§ Written instruction
Retype every entry exactly, character for character.
___ Stored records ___
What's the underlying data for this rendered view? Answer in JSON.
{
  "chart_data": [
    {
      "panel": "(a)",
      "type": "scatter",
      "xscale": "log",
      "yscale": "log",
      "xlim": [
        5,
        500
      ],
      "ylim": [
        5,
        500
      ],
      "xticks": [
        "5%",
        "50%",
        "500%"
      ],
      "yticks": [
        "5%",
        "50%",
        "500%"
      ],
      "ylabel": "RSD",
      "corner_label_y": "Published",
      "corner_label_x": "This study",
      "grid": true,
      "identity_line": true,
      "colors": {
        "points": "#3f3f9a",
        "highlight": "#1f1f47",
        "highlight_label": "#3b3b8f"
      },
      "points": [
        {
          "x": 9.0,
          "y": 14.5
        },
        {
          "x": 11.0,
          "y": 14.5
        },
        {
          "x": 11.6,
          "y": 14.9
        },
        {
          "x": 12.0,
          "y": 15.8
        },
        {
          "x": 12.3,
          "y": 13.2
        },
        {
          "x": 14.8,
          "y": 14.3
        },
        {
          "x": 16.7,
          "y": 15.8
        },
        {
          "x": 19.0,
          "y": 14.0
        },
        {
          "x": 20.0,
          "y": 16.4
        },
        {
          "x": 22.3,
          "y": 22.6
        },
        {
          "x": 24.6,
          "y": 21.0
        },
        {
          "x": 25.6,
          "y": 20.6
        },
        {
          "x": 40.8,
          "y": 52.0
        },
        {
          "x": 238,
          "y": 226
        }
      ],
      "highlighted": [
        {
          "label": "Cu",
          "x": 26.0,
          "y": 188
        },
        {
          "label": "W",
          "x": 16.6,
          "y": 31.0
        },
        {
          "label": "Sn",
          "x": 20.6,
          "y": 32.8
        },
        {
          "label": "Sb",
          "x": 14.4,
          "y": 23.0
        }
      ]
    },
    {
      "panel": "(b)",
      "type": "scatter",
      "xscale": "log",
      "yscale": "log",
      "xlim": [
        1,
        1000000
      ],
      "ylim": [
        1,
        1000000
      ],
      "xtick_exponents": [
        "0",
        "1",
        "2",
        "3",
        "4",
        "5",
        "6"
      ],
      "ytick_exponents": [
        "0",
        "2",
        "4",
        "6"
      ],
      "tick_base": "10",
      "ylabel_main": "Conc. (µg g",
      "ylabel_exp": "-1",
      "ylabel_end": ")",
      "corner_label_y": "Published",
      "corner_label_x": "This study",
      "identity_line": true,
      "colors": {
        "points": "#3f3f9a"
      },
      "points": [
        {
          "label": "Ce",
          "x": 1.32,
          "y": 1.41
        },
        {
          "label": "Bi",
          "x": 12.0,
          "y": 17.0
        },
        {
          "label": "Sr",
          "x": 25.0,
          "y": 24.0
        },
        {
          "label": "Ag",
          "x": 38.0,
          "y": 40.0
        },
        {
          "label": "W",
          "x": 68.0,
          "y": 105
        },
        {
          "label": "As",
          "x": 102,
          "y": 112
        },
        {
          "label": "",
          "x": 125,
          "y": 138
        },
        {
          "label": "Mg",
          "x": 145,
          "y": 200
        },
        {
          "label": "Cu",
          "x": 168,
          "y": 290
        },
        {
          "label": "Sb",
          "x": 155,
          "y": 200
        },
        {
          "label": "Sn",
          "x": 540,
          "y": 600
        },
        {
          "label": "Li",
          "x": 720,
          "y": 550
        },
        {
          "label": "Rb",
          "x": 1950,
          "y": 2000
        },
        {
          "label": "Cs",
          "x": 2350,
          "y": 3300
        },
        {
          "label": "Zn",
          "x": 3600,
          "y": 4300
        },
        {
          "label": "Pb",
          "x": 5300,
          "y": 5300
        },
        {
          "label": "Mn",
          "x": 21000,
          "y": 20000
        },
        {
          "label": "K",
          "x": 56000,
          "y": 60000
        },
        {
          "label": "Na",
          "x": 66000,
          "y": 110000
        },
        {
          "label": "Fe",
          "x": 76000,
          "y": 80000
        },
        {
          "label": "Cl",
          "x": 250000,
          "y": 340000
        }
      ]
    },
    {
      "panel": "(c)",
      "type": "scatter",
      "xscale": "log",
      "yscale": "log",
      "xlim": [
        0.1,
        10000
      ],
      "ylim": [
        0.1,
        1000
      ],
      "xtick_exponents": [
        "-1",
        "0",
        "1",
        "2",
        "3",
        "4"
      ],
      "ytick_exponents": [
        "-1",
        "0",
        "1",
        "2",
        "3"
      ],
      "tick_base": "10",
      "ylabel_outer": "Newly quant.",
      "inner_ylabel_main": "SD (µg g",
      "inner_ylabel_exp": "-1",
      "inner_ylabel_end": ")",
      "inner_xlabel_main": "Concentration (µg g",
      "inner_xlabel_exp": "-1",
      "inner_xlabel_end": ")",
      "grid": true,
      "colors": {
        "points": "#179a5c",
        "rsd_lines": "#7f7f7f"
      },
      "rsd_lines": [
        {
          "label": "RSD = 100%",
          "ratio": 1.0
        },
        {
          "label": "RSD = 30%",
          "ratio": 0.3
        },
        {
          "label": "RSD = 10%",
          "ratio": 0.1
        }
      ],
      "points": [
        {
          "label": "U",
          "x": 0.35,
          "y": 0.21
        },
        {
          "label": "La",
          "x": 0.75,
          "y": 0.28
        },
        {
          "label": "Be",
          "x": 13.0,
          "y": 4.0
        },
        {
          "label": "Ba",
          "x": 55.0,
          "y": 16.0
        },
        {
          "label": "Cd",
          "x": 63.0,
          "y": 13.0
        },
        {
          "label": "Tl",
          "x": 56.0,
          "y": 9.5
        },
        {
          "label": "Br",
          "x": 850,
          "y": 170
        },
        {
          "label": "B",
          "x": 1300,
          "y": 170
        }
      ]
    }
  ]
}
___
§ Final answer
What's the underlying data for this rendered view? Answer in JSON.
{
  "chart_data": [
    {
      "panel": "(a)",
      "type": "scatter",
      "xscale": "log",
      "yscale": "log",
      "xlim": [
        5,
        500
      ],
      "ylim": [
        5,
        500
      ],
      "xticks": [
        "5%",
        "50%",
        "500%"
      ],
      "yticks": [
        "5%",
        "50%",
        "500%"
      ],
      "ylabel": "RSD",
      "corner_label_y": "Published",
      "corner_label_x": "This study",
      "grid": true,
      "identity_line": true,
      "colors": {
        "points": "#3f3f9a",
        "highlight": "#1f1f47",
        "highlight_label": "#3b3b8f"
      },
      "points": [
        {
          "x": 9.0,
          "y": 14.5
        },
        {
          "x": 11.0,
          "y": 14.5
        },
        {
          "x": 11.6,
          "y": 14.9
        },
        {
          "x": 12.0,
          "y": 15.8
        },
        {
          "x": 12.3,
          "y": 13.2
        },
        {
          "x": 14.8,
          "y": 14.3
        },
        {
          "x": 16.7,
          "y": 15.8
        },
        {
          "x": 19.0,
          "y": 14.0
        },
        {
          "x": 20.0,
          "y": 16.4
        },
        {
          "x": 22.3,
          "y": 22.6
        },
        {
          "x": 24.6,
          "y": 21.0
        },
        {
          "x": 25.6,
          "y": 20.6
        },
        {
          "x": 40.8,
          "y": 52.0
        },
        {
          "x": 238,
          "y": 226
        }
      ],
      "highlighted": [
        {
          "label": "Cu",
          "x": 26.0,
          "y": 188
        },
        {
          "label": "W",
          "x": 16.6,
          "y": 31.0
        },
        {
          "label": "Sn",
          "x": 20.6,
          "y": 32.8
        },
        {
          "label": "Sb",
          "x": 14.4,
          "y": 23.0
        }
      ]
    },
    {
      "panel": "(b)",
      "type": "scatter",
      "xscale": "log",
      "yscale": "log",
      "xlim": [
        1,
        1000000
      ],
      "ylim": [
        1,
        1000000
      ],
      "xtick_exponents": [
        "0",
        "1",
        "2",
        "3",
        "4",
        "5",
        "6"
      ],
      "ytick_exponents": [
        "0",
        "2",
        "4",
        "6"
      ],
      "tick_base": "10",
      "ylabel_main": "Conc. (µg g",
      "ylabel_exp": "-1",
      "ylabel_end": ")",
      "corner_label_y": "Published",
      "corner_label_x": "This study",
      "identity_line": true,
      "colors": {
        "points": "#3f3f9a"
      },
      "points": [
        {
          "label": "Ce",
          "x": 1.32,
          "y": 1.41
        },
        {
          "label": "Bi",
          "x": 12.0,
          "y": 17.0
        },
        {
          "label": "Sr",
          "x": 25.0,
          "y": 24.0
        },
        {
          "label": "Ag",
          "x": 38.0,
          "y": 40.0
        },
        {
          "label": "W",
          "x": 68.0,
          "y": 105
        },
        {
          "label": "As",
          "x": 102,
          "y": 112
        },
        {
          "label": "",
          "x": 125,
          "y": 138
        },
        {
          "label": "Mg",
          "x": 145,
          "y": 200
        },
        {
          "label": "Cu",
          "x": 168,
          "y": 290
        },
        {
          "label": "Sb",
          "x": 155,
          "y": 200
        },
        {
          "label": "Sn",
          "x": 540,
          "y": 600
        },
        {
          "label": "Li",
          "x": 720,
          "y": 550
        },
        {
          "label": "Rb",
          "x": 1950,
          "y": 2000
        },
        {
          "label": "Cs",
          "x": 2350,
          "y": 3300
        },
        {
          "label": "Zn",
          "x": 3600,
          "y": 4300
        },
        {
          "label": "Pb",
          "x": 5300,
          "y": 5300
        },
        {
          "label": "Mn",
          "x": 21000,
          "y": 20000
        },
        {
          "label": "K",
          "x": 56000,
          "y": 60000
        },
        {
          "label": "Na",
          "x": 66000,
          "y": 110000
        },
        {
          "label": "Fe",
          "x": 76000,
          "y": 80000
        },
        {
          "label": "Cl",
          "x": 250000,
          "y": 340000
        }
      ]
    },
    {
      "panel": "(c)",
      "type": "scatter",
      "xscale": "log",
      "yscale": "log",
      "xlim": [
        0.1,
        10000
      ],
      "ylim": [
        0.1,
        1000
      ],
      "xtick_exponents": [
        "-1",
        "0",
        "1",
        "2",
        "3",
        "4"
      ],
      "ytick_exponents": [
        "-1",
        "0",
        "1",
        "2",
        "3"
      ],
      "tick_base": "10",
      "ylabel_outer": "Newly quant.",
      "inner_ylabel_main": "SD (µg g",
      "inner_ylabel_exp": "-1",
      "inner_ylabel_end": ")",
      "inner_xlabel_main": "Concentration (µg g",
      "inner_xlabel_exp": "-1",
      "inner_xlabel_end": ")",
      "grid": true,
      "colors": {
        "points": "#179a5c",
        "rsd_lines": "#7f7f7f"
      },
      "rsd_lines": [
        {
          "label": "RSD = 100%",
          "ratio": 1.0
        },
        {
          "label": "RSD = 30%",
          "ratio": 0.3
        },
        {
          "label": "RSD = 10%",
          "ratio": 0.1
        }
      ],
      "points": [
        {
          "label": "U",
          "x": 0.35,
          "y": 0.21
        },
        {
          "label": "La",
          "x": 0.75,
          "y": 0.28
        },
        {
          "label": "Be",
          "x": 13.0,
          "y": 4.0
        },
        {
          "label": "Ba",
          "x": 55.0,
          "y": 16.0
        },
        {
          "label": "Cd",
          "x": 63.0,
          "y": 13.0
        },
        {
          "label": "Tl",
          "x": 56.0,
          "y": 9.5
        },
        {
          "label": "Br",
          "x": 850,
          "y": 170
        },
        {
          "label": "B",
          "x": 1300,
          "y": 170
        }
      ]
    }
  ]
}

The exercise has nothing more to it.